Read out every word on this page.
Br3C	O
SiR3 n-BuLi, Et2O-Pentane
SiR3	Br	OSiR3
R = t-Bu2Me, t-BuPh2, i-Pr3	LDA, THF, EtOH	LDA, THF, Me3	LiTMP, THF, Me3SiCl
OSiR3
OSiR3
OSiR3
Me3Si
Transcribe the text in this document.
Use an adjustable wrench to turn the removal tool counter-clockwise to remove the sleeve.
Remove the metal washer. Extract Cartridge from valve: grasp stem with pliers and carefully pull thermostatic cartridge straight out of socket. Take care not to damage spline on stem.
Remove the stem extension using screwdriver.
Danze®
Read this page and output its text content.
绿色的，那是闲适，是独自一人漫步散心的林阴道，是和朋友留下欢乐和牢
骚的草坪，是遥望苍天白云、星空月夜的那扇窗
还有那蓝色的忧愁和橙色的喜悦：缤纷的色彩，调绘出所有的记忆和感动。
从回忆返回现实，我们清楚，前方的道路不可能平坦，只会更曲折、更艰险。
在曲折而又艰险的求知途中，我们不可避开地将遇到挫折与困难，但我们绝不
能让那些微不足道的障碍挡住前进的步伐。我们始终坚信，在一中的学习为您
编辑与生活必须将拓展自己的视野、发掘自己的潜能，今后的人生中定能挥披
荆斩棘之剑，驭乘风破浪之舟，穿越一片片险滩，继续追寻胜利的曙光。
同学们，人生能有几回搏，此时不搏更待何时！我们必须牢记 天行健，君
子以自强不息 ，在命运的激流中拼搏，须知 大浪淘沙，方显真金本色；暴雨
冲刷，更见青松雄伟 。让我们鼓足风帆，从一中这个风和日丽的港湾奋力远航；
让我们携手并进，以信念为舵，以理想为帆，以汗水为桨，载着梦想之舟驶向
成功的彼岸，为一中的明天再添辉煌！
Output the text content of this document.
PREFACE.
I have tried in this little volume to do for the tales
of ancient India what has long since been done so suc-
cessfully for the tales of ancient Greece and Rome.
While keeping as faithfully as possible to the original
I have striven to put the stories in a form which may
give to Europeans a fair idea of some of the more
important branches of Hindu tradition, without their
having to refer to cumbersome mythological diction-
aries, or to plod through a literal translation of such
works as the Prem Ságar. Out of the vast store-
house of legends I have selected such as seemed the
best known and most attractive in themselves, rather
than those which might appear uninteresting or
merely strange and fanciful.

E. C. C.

————

• **THE REQUEST**
Recopy the entries above in their entirety, exactly.

• **EXERCISE RESPONSE**
Read out every word on this page.
Br3C	O
SiR3 n-BuLi, Et2O-Pentane
SiR3	Br	OSiR3
R = t-Bu2Me, t-BuPh2, i-Pr3	LDA, THF, EtOH	LDA, THF, Me3	LiTMP, THF, Me3SiCl
OSiR3
OSiR3
OSiR3
Me3Si
Transcribe the text in this document.
Use an adjustable wrench to turn the removal tool counter-clockwise to remove the sleeve.
Remove the metal washer. Extract Cartridge from valve: grasp stem with pliers and carefully pull thermostatic cartridge straight out of socket. Take care not to damage spline on stem.
Remove the stem extension using screwdriver.
Danze®
Read this page and output its text content.
绿色的，那是闲适，是独自一人漫步散心的林阴道，是和朋友留下欢乐和牢
骚的草坪，是遥望苍天白云、星空月夜的那扇窗
还有那蓝色的忧愁和橙色的喜悦：缤纷的色彩，调绘出所有的记忆和感动。
从回忆返回现实，我们清楚，前方的道路不可能平坦，只会更曲折、更艰险。
在曲折而又艰险的求知途中，我们不可避开地将遇到挫折与困难，但我们绝不
能让那些微不足道的障碍挡住前进的步伐。我们始终坚信，在一中的学习为您
编辑与生活必须将拓展自己的视野、发掘自己的潜能，今后的人生中定能挥披
荆斩棘之剑，驭乘风破浪之舟，穿越一片片险滩，继续追寻胜利的曙光。
同学们，人生能有几回搏，此时不搏更待何时！我们必须牢记 天行健，君
子以自强不息 ，在命运的激流中拼搏，须知 大浪淘沙，方显真金本色；暴雨
冲刷，更见青松雄伟 。让我们鼓足风帆，从一中这个风和日丽的港湾奋力远航；
让我们携手并进，以信念为舵，以理想为帆，以汗水为桨，载着梦想之舟驶向
成功的彼岸，为一中的明天再添辉煌！
Output the text content of this document.
PREFACE.
I have tried in this little volume to do for the tales
of ancient India what has long since been done so suc-
cessfully for the tales of ancient Greece and Rome.
While keeping as faithfully as possible to the original
I have striven to put the stories in a form which may
give to Europeans a fair idea of some of the more
important branches of Hindu tradition, without their
having to refer to cumbersome mythological diction-
aries, or to plod through a literal translation of such
works as the Prem Ságar. Out of the vast store-
house of legends I have selected such as seemed the
best known and most attractive in themselves, rather
than those which might appear uninteresting or
merely strange and fanciful.

E. C. C.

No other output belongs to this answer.